- DIRECTION -
Copy every record below exactly as written, but leave out the pictures.

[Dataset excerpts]
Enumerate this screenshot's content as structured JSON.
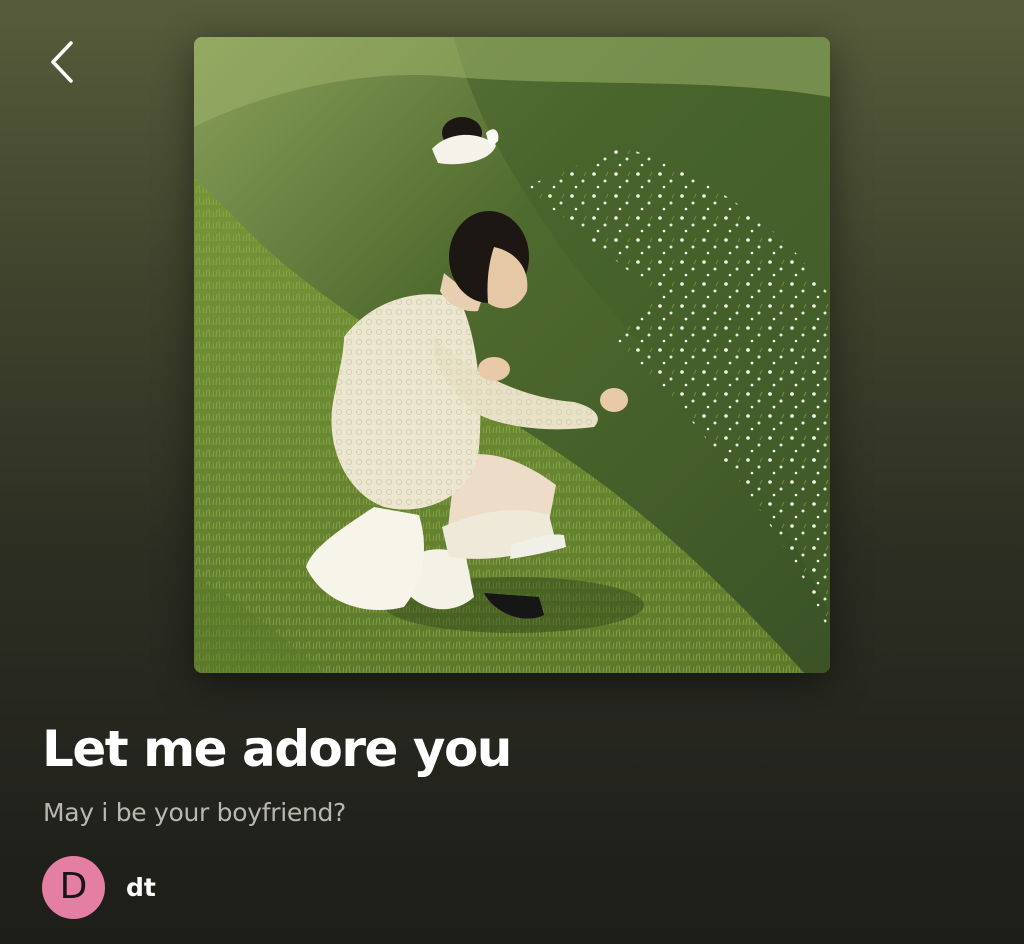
{
  "nav": {
    "back_icon": "chevron-left-icon"
  },
  "playlist": {
    "cover_image": "playlist-cover-photo",
    "title": "Let me adore you",
    "description": "May i be your boyfriend?",
    "owner": {
      "initial": "D",
      "name": "dt",
      "avatar_color": "#e47ea3"
    }
  },
  "colors": {
    "background_top": "#565c3b",
    "background_bottom": "#1d1d19",
    "title": "#ffffff",
    "description": "#b8b8ae"
  }
}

- COMPLETED EXERCISE -
Enumerate this screenshot's content as structured JSON.
{
  "nav": {
    "back_icon": "chevron-left-icon"
  },
  "playlist": {
    "cover_image": "playlist-cover-photo",
    "title": "Let me adore you",
    "description": "May i be your boyfriend?",
    "owner": {
      "initial": "D",
      "name": "dt",
      "avatar_color": "#e47ea3"
    }
  },
  "colors": {
    "background_top": "#565c3b",
    "background_bottom": "#1d1d19",
    "title": "#ffffff",
    "description": "#b8b8ae"
  }
}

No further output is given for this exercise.